Your instructions ▸ Copy each line below in which the string "heading" occurs.

Records shown ▸
----
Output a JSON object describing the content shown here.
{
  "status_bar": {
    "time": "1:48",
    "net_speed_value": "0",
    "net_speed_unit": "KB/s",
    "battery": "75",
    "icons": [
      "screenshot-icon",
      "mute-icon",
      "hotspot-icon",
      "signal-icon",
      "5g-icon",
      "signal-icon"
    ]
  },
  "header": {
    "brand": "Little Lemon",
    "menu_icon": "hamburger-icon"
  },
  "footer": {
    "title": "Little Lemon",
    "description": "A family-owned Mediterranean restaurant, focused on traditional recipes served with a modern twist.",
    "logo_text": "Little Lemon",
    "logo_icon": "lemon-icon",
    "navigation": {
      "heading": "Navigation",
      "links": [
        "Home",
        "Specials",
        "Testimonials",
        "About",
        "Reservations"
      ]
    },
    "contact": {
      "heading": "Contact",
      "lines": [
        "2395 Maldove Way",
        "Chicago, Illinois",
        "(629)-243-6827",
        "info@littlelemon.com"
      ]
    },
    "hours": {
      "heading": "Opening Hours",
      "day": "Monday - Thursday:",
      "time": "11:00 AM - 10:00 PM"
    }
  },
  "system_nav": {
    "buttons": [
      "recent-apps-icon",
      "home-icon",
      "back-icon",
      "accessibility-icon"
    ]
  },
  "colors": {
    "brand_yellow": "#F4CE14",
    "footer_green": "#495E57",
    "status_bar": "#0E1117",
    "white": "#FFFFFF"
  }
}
----
Output ▸
      "heading": "Navigation",
      "heading": "Contact",
      "heading": "Opening Hours",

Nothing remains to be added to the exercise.